Every line below should be repeated exactly.

--- start ---

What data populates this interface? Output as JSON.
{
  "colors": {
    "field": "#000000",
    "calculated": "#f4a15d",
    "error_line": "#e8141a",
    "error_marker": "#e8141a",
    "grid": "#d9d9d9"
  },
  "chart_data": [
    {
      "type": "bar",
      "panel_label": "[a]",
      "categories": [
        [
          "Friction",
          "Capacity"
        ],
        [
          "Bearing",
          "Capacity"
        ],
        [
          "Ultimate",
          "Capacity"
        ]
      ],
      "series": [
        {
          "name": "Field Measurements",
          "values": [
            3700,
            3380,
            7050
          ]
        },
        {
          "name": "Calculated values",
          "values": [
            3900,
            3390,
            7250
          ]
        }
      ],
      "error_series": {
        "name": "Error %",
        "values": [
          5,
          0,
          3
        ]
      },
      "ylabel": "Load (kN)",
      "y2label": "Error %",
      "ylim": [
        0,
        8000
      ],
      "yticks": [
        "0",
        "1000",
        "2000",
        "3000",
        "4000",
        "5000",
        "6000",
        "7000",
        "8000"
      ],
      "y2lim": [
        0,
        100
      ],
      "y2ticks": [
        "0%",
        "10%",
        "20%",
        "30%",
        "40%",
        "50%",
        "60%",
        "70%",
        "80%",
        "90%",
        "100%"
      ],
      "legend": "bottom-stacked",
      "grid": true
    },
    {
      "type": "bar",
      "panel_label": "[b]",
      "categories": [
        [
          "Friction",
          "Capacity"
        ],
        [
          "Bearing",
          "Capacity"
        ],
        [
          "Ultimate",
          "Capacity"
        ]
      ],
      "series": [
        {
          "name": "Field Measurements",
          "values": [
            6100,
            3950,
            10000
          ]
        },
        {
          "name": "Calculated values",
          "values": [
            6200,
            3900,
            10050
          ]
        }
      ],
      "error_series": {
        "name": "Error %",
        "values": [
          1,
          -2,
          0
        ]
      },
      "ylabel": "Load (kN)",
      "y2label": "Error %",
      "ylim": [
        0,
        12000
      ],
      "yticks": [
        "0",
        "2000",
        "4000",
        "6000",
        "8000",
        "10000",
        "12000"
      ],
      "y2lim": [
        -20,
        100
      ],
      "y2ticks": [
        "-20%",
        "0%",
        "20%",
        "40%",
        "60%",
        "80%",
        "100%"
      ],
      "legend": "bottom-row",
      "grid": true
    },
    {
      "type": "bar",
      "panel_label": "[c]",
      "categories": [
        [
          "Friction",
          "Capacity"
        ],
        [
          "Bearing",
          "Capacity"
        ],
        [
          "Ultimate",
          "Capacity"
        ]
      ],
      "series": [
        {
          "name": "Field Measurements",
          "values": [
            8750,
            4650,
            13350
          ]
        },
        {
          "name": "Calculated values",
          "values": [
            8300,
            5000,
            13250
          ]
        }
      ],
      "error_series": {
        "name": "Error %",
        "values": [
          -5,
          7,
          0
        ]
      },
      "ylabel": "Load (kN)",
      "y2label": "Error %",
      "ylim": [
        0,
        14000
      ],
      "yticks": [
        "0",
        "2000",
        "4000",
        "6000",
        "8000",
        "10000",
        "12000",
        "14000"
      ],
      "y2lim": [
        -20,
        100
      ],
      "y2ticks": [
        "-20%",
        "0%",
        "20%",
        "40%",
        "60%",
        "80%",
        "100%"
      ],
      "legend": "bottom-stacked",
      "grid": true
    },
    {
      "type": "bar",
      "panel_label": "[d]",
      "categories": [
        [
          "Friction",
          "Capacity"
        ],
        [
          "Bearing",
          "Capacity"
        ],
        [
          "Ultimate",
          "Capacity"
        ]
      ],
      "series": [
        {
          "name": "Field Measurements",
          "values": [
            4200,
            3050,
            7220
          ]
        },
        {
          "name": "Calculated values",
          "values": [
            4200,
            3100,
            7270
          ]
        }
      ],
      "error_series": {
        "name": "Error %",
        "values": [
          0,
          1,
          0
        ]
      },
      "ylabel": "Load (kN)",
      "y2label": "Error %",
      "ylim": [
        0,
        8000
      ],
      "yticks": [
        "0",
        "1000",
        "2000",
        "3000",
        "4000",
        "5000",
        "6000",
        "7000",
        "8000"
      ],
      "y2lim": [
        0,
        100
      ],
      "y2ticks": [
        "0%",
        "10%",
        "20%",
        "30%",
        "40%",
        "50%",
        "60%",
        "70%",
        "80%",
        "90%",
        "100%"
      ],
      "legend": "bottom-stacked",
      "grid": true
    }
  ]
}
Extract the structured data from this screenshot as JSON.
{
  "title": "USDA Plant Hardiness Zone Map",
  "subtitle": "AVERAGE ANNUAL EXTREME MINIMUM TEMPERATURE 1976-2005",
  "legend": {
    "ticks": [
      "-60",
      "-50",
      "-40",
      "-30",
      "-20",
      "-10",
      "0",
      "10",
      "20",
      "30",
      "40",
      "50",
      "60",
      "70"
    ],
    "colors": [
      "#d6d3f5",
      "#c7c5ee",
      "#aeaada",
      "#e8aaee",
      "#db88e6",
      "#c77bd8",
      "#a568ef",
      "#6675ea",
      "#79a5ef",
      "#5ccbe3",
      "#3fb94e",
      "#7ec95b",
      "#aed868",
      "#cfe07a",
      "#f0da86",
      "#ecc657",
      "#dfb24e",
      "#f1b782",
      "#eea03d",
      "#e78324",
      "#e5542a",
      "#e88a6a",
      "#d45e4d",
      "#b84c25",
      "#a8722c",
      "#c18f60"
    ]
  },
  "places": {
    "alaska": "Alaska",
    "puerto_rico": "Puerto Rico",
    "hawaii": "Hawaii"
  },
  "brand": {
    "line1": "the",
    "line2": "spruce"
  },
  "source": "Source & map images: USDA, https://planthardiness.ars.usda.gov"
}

--- end ---

* RESPONSE
What data populates this interface? Output as JSON.
{
  "colors": {
    "field": "#000000",
    "calculated": "#f4a15d",
    "error_line": "#e8141a",
    "error_marker": "#e8141a",
    "grid": "#d9d9d9"
  },
  "chart_data": [
    {
      "type": "bar",
      "panel_label": "[a]",
      "categories": [
        [
          "Friction",
          "Capacity"
        ],
        [
          "Bearing",
          "Capacity"
        ],
        [
          "Ultimate",
          "Capacity"
        ]
      ],
      "series": [
        {
          "name": "Field Measurements",
          "values": [
            3700,
            3380,
            7050
          ]
        },
        {
          "name": "Calculated values",
          "values": [
            3900,
            3390,
            7250
          ]
        }
      ],
      "error_series": {
        "name": "Error %",
        "values": [
          5,
          0,
          3
        ]
      },
      "ylabel": "Load (kN)",
      "y2label": "Error %",
      "ylim": [
        0,
        8000
      ],
      "yticks": [
        "0",
        "1000",
        "2000",
        "3000",
        "4000",
        "5000",
        "6000",
        "7000",
        "8000"
      ],
      "y2lim": [
        0,
        100
      ],
      "y2ticks": [
        "0%",
        "10%",
        "20%",
        "30%",
        "40%",
        "50%",
        "60%",
        "70%",
        "80%",
        "90%",
        "100%"
      ],
      "legend": "bottom-stacked",
      "grid": true
    },
    {
      "type": "bar",
      "panel_label": "[b]",
      "categories": [
        [
          "Friction",
          "Capacity"
        ],
        [
          "Bearing",
          "Capacity"
        ],
        [
          "Ultimate",
          "Capacity"
        ]
      ],
      "series": [
        {
          "name": "Field Measurements",
          "values": [
            6100,
            3950,
            10000
          ]
        },
        {
          "name": "Calculated values",
          "values": [
            6200,
            3900,
            10050
          ]
        }
      ],
      "error_series": {
        "name": "Error %",
        "values": [
          1,
          -2,
          0
        ]
      },
      "ylabel": "Load (kN)",
      "y2label": "Error %",
      "ylim": [
        0,
        12000
      ],
      "yticks": [
        "0",
        "2000",
        "4000",
        "6000",
        "8000",
        "10000",
        "12000"
      ],
      "y2lim": [
        -20,
        100
      ],
      "y2ticks": [
        "-20%",
        "0%",
        "20%",
        "40%",
        "60%",
        "80%",
        "100%"
      ],
      "legend": "bottom-row",
      "grid": true
    },
    {
      "type": "bar",
      "panel_label": "[c]",
      "categories": [
        [
          "Friction",
          "Capacity"
        ],
        [
          "Bearing",
          "Capacity"
        ],
        [
          "Ultimate",
          "Capacity"
        ]
      ],
      "series": [
        {
          "name": "Field Measurements",
          "values": [
            8750,
            4650,
            13350
          ]
        },
        {
          "name": "Calculated values",
          "values": [
            8300,
            5000,
            13250
          ]
        }
      ],
      "error_series": {
        "name": "Error %",
        "values": [
          -5,
          7,
          0
        ]
      },
      "ylabel": "Load (kN)",
      "y2label": "Error %",
      "ylim": [
        0,
        14000
      ],
      "yticks": [
        "0",
        "2000",
        "4000",
        "6000",
        "8000",
        "10000",
        "12000",
        "14000"
      ],
      "y2lim": [
        -20,
        100
      ],
      "y2ticks": [
        "-20%",
        "0%",
        "20%",
        "40%",
        "60%",
        "80%",
        "100%"
      ],
      "legend": "bottom-stacked",
      "grid": true
    },
    {
      "type": "bar",
      "panel_label": "[d]",
      "categories": [
        [
          "Friction",
          "Capacity"
        ],
        [
          "Bearing",
          "Capacity"
        ],
        [
          "Ultimate",
          "Capacity"
        ]
      ],
      "series": [
        {
          "name": "Field Measurements",
          "values": [
            4200,
            3050,
            7220
          ]
        },
        {
          "name": "Calculated values",
          "values": [
            4200,
            3100,
            7270
          ]
        }
      ],
      "error_series": {
        "name": "Error %",
        "values": [
          0,
          1,
          0
        ]
      },
      "ylabel": "Load (kN)",
      "y2label": "Error %",
      "ylim": [
        0,
        8000
      ],
      "yticks": [
        "0",
        "1000",
        "2000",
        "3000",
        "4000",
        "5000",
        "6000",
        "7000",
        "8000"
      ],
      "y2lim": [
        0,
        100
      ],
      "y2ticks": [
        "0%",
        "10%",
        "20%",
        "30%",
        "40%",
        "50%",
        "60%",
        "70%",
        "80%",
        "90%",
        "100%"
      ],
      "legend": "bottom-stacked",
      "grid": true
    }
  ]
}
Extract the structured data from this screenshot as JSON.
{
  "title": "USDA Plant Hardiness Zone Map",
  "subtitle": "AVERAGE ANNUAL EXTREME MINIMUM TEMPERATURE 1976-2005",
  "legend": {
    "ticks": [
      "-60",
      "-50",
      "-40",
      "-30",
      "-20",
      "-10",
      "0",
      "10",
      "20",
      "30",
      "40",
      "50",
      "60",
      "70"
    ],
    "colors": [
      "#d6d3f5",
      "#c7c5ee",
      "#aeaada",
      "#e8aaee",
      "#db88e6",
      "#c77bd8",
      "#a568ef",
      "#6675ea",
      "#79a5ef",
      "#5ccbe3",
      "#3fb94e",
      "#7ec95b",
      "#aed868",
      "#cfe07a",
      "#f0da86",
      "#ecc657",
      "#dfb24e",
      "#f1b782",
      "#eea03d",
      "#e78324",
      "#e5542a",
      "#e88a6a",
      "#d45e4d",
      "#b84c25",
      "#a8722c",
      "#c18f60"
    ]
  },
  "places": {
    "alaska": "Alaska",
    "puerto_rico": "Puerto Rico",
    "hawaii": "Hawaii"
  },
  "brand": {
    "line1": "the",
    "line2": "spruce"
  },
  "source": "Source & map images: USDA, https://planthardiness.ars.usda.gov"
}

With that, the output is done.